**TASK STATEMENT**
Pick out every line in the data below that holds "falciparum".

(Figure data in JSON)
○ ○ ○ ○ ○

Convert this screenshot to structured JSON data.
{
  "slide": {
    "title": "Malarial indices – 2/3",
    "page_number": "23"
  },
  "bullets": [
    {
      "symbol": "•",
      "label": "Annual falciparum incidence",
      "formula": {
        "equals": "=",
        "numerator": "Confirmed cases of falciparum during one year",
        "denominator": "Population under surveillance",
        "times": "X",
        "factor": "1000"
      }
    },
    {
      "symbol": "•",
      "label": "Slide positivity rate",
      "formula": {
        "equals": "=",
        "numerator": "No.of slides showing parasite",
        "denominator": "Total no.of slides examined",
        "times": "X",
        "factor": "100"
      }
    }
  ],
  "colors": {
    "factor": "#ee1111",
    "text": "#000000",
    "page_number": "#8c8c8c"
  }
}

○ ○ ○ ○ ○

**FINAL RESULT**
      "label": "Annual falciparum incidence",
        "numerator": "Confirmed cases of falciparum during one year",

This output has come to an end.